Gather all lines in the entries below that include the word "name".

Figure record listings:
%%
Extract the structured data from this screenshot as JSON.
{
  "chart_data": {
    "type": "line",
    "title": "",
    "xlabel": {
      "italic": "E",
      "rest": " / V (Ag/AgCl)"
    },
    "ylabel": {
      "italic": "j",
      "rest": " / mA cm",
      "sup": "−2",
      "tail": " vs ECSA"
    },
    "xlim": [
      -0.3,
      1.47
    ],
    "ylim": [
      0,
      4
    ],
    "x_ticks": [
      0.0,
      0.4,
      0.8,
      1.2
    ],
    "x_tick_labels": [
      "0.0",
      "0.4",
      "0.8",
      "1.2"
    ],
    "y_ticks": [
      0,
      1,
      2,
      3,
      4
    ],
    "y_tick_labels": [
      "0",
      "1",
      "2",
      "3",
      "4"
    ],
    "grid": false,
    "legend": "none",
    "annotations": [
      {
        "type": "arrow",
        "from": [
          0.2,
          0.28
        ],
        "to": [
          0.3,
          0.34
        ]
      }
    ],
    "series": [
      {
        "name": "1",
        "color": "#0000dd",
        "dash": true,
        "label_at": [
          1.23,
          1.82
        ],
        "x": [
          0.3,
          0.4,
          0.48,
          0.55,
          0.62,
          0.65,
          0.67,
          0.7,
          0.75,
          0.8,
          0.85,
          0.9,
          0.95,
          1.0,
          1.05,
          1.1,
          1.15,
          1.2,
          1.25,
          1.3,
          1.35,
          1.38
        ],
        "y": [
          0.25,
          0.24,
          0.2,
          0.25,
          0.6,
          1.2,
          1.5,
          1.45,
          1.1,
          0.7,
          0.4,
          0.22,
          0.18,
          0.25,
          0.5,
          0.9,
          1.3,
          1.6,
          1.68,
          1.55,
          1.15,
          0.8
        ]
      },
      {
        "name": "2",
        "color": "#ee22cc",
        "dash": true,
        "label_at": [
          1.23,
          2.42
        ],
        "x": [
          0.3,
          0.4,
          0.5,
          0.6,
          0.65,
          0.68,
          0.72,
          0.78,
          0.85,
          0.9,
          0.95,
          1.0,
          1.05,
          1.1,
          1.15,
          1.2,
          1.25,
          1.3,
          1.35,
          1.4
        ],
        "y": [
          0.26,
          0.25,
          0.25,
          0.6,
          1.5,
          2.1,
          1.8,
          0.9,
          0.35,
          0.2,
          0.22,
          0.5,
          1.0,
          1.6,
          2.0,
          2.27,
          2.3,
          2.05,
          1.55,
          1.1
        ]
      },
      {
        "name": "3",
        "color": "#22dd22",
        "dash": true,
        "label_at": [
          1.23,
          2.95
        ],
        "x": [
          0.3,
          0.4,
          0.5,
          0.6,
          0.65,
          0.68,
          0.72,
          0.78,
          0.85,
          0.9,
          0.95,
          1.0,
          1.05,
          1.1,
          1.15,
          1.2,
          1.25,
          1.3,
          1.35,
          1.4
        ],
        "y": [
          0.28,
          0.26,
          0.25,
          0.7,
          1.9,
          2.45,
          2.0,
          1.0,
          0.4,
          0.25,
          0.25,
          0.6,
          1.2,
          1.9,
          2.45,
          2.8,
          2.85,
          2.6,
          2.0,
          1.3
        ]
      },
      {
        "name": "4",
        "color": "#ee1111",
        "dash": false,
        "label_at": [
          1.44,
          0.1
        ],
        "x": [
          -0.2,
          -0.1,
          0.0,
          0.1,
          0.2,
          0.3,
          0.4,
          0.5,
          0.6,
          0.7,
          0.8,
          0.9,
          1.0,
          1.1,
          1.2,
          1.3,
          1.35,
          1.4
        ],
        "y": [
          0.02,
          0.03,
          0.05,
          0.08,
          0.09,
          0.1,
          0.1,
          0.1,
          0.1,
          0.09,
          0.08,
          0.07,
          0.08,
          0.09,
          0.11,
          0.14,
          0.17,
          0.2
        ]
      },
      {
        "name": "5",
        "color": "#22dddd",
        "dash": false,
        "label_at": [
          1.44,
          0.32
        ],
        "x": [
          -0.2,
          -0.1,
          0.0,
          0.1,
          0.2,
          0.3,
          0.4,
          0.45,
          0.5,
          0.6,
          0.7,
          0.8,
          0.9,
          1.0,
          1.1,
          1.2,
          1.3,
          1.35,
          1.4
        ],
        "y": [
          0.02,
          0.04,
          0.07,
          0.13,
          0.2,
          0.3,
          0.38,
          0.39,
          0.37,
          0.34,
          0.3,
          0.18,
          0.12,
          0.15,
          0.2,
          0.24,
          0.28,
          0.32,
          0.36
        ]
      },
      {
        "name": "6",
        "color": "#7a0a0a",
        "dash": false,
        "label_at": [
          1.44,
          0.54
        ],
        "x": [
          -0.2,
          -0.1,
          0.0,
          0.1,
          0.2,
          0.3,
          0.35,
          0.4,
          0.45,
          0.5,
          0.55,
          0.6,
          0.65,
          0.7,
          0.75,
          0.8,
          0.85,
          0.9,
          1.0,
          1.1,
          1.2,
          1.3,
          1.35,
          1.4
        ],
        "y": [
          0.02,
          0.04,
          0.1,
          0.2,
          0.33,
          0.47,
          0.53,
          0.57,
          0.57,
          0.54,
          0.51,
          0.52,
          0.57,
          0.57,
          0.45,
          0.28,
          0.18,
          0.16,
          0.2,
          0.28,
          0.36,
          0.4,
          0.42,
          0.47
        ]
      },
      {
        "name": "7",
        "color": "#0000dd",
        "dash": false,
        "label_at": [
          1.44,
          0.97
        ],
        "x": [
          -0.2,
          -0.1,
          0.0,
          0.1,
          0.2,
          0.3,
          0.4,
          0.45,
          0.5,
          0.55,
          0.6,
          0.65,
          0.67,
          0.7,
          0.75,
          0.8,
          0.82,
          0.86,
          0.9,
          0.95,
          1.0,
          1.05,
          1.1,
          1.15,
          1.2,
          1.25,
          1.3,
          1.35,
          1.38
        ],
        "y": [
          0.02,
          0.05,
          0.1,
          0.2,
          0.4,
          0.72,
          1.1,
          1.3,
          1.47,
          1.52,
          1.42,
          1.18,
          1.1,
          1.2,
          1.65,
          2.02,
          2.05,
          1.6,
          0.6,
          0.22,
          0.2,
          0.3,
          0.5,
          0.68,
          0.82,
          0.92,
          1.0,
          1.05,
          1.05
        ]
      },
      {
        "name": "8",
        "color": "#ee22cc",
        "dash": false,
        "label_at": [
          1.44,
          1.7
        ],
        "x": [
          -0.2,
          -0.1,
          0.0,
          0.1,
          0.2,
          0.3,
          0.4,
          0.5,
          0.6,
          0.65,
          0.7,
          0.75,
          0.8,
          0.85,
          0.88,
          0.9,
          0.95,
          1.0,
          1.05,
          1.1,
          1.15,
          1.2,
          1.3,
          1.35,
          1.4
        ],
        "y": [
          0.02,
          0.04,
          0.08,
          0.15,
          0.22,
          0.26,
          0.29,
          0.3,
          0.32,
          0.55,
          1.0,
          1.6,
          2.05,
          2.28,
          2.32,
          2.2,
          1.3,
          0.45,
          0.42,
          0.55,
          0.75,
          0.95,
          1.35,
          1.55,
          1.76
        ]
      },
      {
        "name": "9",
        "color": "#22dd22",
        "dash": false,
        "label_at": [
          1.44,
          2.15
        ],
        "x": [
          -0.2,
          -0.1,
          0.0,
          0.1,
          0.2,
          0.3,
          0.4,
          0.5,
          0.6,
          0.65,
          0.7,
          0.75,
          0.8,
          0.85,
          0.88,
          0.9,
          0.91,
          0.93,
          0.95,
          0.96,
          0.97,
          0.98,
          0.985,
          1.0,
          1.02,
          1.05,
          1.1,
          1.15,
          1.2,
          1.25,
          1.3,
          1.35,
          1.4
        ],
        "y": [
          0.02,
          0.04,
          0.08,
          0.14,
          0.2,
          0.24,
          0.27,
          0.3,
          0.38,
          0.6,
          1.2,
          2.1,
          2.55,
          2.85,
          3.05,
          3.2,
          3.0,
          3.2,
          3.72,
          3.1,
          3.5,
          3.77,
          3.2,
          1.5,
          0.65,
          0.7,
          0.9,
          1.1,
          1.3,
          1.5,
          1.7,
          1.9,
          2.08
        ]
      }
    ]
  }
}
%%
- [ANSWER FOR THE TASK]:
        "name": "1",
        "name": "2",
        "name": "3",
        "name": "4",
        "name": "5",
        "name": "6",
        "name": "7",
        "name": "8",
        "name": "9",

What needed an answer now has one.